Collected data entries
......

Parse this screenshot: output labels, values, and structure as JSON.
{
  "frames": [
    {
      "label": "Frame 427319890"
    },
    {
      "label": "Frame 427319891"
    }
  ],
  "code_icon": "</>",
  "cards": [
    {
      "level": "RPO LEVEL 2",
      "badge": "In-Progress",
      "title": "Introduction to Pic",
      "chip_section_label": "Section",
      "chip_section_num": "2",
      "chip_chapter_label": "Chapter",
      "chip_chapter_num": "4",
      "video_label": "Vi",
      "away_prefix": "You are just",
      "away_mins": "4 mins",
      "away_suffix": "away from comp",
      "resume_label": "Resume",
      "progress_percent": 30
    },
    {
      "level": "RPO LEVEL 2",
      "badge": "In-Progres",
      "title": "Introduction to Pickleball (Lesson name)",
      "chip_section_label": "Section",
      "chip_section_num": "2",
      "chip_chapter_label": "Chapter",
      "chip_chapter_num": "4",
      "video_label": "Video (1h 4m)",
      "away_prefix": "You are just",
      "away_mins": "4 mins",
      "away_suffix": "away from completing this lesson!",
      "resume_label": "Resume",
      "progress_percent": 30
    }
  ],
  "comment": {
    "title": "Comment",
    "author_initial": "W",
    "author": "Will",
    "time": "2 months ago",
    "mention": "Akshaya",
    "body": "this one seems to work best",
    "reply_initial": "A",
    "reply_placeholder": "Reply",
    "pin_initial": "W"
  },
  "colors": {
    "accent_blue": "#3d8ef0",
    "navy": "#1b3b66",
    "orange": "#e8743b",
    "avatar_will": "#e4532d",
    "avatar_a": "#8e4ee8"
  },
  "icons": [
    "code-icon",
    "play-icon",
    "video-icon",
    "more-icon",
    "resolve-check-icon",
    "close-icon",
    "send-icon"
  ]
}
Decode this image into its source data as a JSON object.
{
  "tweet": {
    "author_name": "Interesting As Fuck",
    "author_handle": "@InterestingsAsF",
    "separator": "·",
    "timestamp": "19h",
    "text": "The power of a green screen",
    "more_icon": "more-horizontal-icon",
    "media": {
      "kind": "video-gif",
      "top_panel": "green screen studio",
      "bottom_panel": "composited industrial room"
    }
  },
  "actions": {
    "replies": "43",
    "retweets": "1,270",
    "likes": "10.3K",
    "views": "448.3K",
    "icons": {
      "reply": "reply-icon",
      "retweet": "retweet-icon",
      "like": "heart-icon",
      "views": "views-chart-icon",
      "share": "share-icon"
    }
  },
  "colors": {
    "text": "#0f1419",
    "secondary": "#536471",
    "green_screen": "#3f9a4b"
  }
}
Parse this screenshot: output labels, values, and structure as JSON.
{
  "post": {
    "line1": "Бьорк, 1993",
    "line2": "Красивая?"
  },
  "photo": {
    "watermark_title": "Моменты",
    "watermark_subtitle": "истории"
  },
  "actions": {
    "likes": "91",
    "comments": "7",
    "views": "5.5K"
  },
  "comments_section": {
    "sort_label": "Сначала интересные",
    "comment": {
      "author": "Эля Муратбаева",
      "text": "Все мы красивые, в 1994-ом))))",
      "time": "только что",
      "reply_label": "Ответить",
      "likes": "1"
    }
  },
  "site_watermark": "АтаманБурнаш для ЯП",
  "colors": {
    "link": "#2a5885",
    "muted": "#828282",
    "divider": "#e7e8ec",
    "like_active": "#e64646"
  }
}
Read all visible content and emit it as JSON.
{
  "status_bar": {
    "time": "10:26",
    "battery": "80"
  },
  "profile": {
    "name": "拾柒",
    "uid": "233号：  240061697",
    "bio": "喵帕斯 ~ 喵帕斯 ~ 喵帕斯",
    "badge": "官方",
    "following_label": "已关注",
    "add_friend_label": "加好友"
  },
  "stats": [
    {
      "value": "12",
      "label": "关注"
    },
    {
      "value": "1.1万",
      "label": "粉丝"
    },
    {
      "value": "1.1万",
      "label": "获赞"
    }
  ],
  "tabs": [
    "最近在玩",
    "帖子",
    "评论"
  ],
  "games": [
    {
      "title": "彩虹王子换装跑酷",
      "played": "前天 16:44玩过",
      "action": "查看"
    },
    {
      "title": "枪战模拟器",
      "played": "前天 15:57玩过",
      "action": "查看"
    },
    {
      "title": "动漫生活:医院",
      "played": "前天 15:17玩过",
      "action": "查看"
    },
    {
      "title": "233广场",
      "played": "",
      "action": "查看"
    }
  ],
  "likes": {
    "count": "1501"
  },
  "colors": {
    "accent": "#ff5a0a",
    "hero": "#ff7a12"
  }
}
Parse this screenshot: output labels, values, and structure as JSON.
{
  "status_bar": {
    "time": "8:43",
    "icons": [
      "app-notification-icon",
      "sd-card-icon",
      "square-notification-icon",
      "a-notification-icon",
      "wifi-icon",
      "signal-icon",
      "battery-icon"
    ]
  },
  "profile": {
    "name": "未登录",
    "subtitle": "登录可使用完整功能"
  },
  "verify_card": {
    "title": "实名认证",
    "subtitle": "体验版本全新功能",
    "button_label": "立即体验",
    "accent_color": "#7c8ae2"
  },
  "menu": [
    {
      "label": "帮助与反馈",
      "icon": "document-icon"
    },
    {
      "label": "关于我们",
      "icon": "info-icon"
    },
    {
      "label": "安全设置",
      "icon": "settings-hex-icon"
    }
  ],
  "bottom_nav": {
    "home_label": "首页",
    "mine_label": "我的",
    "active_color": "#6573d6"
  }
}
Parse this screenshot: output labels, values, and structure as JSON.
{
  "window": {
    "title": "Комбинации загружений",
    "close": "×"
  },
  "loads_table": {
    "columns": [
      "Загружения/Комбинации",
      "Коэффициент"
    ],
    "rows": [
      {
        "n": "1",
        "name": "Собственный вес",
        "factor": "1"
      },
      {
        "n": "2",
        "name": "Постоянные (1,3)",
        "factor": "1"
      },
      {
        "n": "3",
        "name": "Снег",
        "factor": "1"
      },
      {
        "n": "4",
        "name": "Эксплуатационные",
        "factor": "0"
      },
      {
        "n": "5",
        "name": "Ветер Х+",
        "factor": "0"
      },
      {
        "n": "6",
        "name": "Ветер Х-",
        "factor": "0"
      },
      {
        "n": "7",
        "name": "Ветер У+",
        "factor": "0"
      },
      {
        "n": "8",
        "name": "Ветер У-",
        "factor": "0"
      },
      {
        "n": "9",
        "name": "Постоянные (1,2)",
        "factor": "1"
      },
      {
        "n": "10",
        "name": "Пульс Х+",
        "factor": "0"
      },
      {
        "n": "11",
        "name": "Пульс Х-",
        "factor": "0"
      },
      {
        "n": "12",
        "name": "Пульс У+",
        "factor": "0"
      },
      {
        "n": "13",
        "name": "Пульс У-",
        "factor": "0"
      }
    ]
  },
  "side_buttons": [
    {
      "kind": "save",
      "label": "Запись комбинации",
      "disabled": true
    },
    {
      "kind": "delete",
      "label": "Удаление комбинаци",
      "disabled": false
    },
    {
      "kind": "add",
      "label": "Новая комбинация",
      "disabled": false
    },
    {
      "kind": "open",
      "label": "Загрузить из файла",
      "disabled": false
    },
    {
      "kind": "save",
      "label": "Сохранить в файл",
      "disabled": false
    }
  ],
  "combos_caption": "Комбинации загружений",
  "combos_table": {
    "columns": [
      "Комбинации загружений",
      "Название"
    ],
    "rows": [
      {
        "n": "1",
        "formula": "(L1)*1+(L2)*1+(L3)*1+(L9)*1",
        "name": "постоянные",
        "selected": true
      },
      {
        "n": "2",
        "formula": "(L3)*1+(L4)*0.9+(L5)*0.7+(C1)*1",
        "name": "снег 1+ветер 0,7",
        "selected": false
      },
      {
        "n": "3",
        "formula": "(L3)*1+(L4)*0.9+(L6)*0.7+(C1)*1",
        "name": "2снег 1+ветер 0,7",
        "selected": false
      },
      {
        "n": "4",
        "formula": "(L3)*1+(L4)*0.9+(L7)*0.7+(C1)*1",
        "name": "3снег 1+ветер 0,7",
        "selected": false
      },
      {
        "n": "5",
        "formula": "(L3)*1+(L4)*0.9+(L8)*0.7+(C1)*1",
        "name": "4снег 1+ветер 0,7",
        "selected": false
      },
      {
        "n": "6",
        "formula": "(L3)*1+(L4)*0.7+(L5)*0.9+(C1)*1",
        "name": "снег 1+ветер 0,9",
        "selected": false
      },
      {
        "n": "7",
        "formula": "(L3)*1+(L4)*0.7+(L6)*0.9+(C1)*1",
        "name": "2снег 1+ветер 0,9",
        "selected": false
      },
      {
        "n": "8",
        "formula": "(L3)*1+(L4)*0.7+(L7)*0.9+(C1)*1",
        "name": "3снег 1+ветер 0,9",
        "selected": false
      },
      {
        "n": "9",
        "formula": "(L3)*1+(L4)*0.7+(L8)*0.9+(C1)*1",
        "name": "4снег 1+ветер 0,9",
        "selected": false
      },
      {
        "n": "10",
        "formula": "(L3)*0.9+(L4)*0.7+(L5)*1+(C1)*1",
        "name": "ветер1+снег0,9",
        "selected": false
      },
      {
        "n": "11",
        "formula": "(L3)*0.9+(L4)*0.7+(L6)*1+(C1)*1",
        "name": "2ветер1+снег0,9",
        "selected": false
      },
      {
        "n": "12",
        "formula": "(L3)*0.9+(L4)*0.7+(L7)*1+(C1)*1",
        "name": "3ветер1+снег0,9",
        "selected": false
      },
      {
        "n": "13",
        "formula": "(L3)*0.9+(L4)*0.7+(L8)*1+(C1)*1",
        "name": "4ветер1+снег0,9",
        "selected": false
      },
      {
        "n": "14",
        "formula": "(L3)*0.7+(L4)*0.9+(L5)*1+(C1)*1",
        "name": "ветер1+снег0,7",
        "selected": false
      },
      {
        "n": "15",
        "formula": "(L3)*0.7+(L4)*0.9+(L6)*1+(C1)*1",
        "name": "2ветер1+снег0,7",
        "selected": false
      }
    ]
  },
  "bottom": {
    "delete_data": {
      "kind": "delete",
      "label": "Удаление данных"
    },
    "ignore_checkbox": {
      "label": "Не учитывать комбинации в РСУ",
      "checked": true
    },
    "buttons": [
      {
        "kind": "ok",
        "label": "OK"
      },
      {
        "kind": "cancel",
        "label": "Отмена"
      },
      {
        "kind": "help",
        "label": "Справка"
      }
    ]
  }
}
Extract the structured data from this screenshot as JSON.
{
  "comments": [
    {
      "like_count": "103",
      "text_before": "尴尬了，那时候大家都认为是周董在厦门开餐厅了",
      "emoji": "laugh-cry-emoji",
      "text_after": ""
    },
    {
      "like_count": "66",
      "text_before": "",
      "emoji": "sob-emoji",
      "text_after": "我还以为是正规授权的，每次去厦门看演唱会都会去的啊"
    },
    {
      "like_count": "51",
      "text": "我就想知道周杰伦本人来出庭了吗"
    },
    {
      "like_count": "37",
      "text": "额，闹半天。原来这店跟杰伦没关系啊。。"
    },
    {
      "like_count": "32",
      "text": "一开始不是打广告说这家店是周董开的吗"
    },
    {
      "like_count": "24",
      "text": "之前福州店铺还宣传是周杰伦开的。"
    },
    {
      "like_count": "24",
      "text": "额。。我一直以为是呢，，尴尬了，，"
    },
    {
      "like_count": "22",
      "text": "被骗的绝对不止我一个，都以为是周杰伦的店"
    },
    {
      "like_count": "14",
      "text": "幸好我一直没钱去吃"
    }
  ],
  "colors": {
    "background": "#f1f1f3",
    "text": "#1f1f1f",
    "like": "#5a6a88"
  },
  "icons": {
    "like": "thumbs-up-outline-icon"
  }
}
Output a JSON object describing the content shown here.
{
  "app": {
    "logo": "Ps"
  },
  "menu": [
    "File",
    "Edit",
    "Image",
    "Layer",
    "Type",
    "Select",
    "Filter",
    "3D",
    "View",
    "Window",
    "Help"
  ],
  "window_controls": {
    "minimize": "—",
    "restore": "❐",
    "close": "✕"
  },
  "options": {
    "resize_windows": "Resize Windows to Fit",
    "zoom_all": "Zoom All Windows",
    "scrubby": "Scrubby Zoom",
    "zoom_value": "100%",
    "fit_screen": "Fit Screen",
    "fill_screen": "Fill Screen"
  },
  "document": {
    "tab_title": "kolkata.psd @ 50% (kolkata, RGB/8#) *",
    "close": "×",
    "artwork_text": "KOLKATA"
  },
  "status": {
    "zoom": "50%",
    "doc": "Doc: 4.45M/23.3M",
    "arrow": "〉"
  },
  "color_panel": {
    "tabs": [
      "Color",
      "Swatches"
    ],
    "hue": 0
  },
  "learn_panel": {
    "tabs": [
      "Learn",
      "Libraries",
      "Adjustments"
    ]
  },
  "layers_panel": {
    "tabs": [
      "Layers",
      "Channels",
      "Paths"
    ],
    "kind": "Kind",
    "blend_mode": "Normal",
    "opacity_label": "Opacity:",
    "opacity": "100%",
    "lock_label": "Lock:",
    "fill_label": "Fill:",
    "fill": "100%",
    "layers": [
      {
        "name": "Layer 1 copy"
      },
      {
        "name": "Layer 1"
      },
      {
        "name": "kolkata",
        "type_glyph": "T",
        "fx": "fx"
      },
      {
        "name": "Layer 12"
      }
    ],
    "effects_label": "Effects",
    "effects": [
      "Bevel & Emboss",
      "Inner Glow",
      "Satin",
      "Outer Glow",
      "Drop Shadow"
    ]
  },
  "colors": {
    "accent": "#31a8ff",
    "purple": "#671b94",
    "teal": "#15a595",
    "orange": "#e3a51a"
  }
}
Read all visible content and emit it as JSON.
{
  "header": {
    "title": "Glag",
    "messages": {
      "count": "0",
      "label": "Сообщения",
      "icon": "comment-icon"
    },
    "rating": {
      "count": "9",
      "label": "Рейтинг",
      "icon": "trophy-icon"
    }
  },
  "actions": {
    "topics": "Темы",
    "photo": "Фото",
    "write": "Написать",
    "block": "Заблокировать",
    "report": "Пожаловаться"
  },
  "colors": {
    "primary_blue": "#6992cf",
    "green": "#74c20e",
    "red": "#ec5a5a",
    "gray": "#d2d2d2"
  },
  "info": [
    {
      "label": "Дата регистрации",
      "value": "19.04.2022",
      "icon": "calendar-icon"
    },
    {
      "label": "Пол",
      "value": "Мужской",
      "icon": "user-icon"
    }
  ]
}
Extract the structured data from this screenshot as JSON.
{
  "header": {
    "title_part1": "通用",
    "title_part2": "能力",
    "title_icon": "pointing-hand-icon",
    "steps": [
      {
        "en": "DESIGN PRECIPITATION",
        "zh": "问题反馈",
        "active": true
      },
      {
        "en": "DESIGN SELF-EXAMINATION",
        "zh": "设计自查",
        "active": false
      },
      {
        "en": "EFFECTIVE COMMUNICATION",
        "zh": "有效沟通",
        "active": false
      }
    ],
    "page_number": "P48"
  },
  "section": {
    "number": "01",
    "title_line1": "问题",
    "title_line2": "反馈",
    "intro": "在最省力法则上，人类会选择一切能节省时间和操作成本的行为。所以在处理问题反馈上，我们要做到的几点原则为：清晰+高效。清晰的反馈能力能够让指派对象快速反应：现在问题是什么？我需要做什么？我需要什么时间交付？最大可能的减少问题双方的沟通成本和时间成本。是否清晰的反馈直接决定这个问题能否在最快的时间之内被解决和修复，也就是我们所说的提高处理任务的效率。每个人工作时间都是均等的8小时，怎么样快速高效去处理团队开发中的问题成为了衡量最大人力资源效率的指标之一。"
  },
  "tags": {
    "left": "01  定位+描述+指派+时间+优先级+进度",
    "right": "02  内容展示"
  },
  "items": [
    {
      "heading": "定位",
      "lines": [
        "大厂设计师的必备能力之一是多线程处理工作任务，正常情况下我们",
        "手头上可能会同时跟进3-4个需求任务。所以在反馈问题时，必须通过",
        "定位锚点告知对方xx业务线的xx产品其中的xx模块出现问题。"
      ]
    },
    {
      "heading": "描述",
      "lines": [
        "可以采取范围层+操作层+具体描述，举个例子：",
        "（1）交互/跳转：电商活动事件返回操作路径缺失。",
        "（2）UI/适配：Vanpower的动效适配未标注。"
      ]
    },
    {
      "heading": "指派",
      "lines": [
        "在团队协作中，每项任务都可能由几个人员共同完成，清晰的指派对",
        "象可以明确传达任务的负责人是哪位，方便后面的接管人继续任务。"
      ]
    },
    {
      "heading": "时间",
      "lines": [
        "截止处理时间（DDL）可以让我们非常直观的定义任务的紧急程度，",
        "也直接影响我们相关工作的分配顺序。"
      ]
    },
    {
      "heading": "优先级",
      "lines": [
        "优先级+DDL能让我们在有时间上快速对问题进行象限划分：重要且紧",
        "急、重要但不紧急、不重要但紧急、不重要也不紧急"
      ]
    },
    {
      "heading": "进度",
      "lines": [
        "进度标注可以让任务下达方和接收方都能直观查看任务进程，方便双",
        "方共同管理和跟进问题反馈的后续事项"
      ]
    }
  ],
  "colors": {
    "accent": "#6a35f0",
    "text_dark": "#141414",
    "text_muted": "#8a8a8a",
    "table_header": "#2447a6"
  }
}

......

## [EXERCISE OBJECTIVE]
Every line above that contains the word "kind" should be reported.

## [ANSWER TO THIS EXERCISE]
      "kind": "video-gif",
      "kind": "save",
      "kind": "delete",
      "kind": "add",
      "kind": "open",
      "kind": "save",
      "kind": "delete",
        "kind": "ok",
        "kind": "cancel",
        "kind": "help",
    "kind": "Kind",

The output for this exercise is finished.